▶ _Task directions_
Lines containing the string "type" are to be counted; report the number and nothing more.

▶ _Provided data_
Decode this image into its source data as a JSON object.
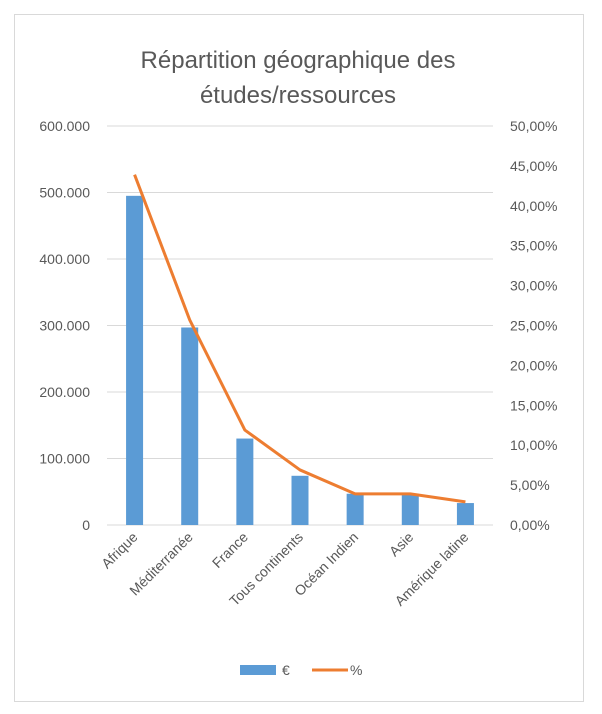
{
  "chart_data": {
    "type": "bar+line",
    "title_lines": [
      "Répartition géographique des",
      "études/ressources"
    ],
    "categories": [
      "Afrique",
      "Méditerranée",
      "France",
      "Tous continents",
      "Océan Indien",
      "Asie",
      "Amérique latine"
    ],
    "series": [
      {
        "name": "€",
        "type": "bar",
        "axis": "left",
        "color": "#5b9bd5",
        "values": [
          495000,
          297000,
          130000,
          74000,
          47000,
          47000,
          33000
        ]
      },
      {
        "name": "%",
        "type": "line",
        "axis": "right",
        "color": "#ed7d31",
        "values": [
          43.9,
          25.7,
          11.9,
          6.9,
          3.9,
          3.9,
          2.9
        ]
      }
    ],
    "y_left": {
      "min": 0,
      "max": 600000,
      "ticks": [
        "0",
        "100.000",
        "200.000",
        "300.000",
        "400.000",
        "500.000",
        "600.000"
      ]
    },
    "y_right": {
      "min": 0,
      "max": 50,
      "ticks": [
        "0,00%",
        "5,00%",
        "10,00%",
        "15,00%",
        "20,00%",
        "25,00%",
        "30,00%",
        "35,00%",
        "40,00%",
        "45,00%",
        "50,00%"
      ]
    },
    "grid": true,
    "legend_position": "bottom",
    "legend": [
      "€",
      "%"
    ]
  }
}
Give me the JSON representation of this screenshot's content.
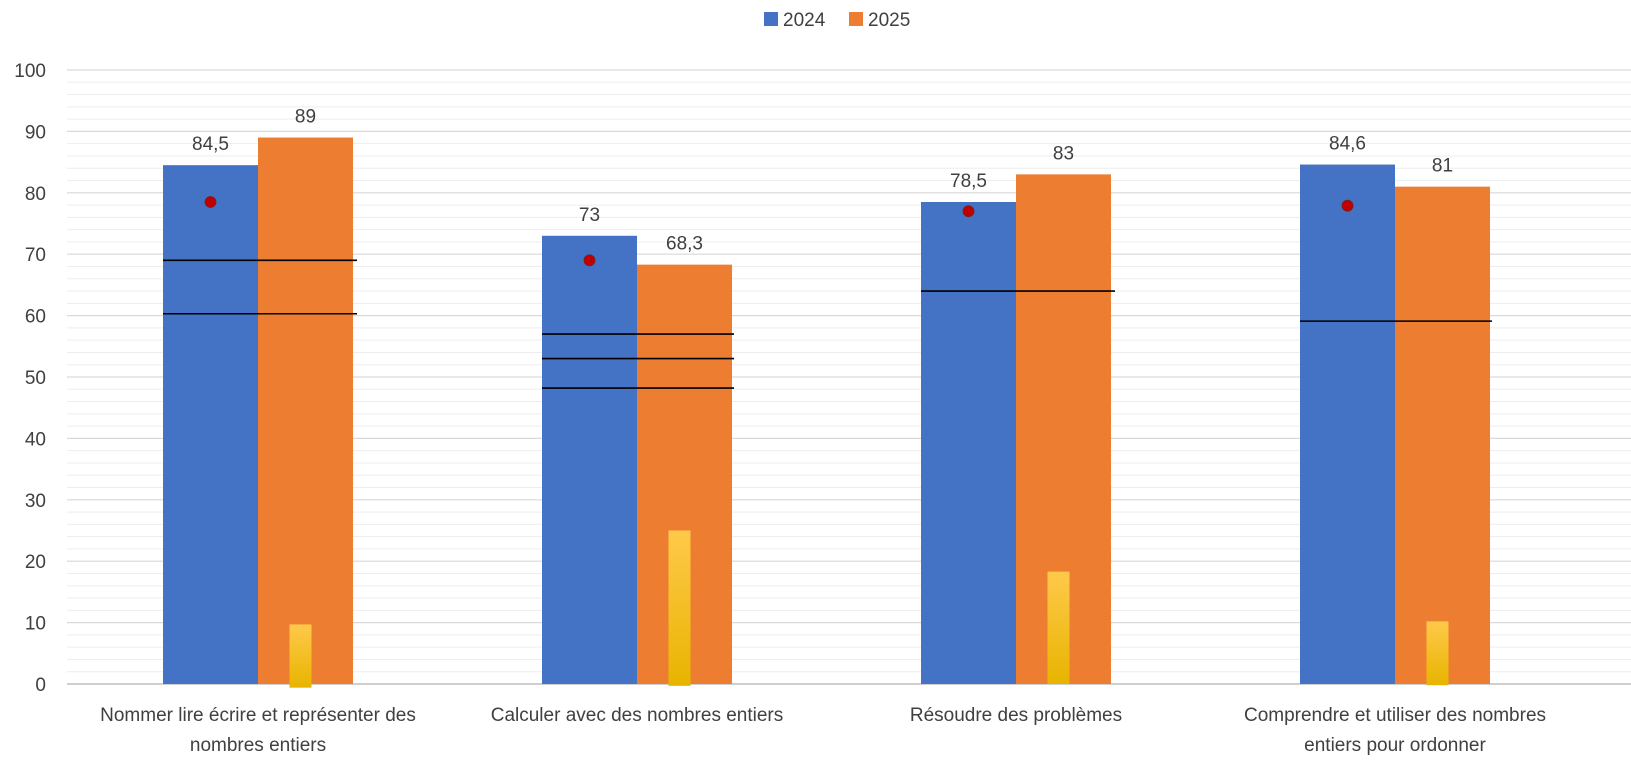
{
  "chart_data": {
    "type": "bar",
    "categories": [
      [
        "Nommer lire écrire et représenter des",
        "nombres entiers"
      ],
      [
        "Calculer avec des nombres entiers"
      ],
      [
        "Résoudre des problèmes"
      ],
      [
        "Comprendre et utiliser des nombres",
        "entiers pour ordonner"
      ]
    ],
    "series": [
      {
        "name": "2024",
        "color": "#4472C4",
        "values": [
          84.5,
          73,
          78.5,
          84.6
        ],
        "labels": [
          "84,5",
          "73",
          "78,5",
          "84,6"
        ]
      },
      {
        "name": "2025",
        "color": "#ED7D31",
        "values": [
          89,
          68.3,
          83,
          81
        ],
        "labels": [
          "89",
          "68,3",
          "83",
          "81"
        ]
      }
    ],
    "overlay_bars": {
      "color_top": "#FFC94A",
      "color_bottom": "#E8B400",
      "values": [
        9.7,
        25,
        18.3,
        10.2
      ],
      "bottoms": [
        -0.6,
        -0.3,
        0,
        -0.2
      ]
    },
    "markers": {
      "color": "#C00000",
      "values": [
        78.5,
        69,
        77,
        77.9
      ]
    },
    "reference_lines": [
      [
        69,
        60.3
      ],
      [
        57,
        53,
        48.2
      ],
      [
        64
      ],
      [
        59.1
      ]
    ],
    "legend_position": "top",
    "ylim": [
      0,
      100
    ],
    "yticks": [
      0,
      10,
      20,
      30,
      40,
      50,
      60,
      70,
      80,
      90,
      100
    ],
    "minor_gridlines": true,
    "xlabel": "",
    "ylabel": ""
  }
}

▶ _Completed exercise_
4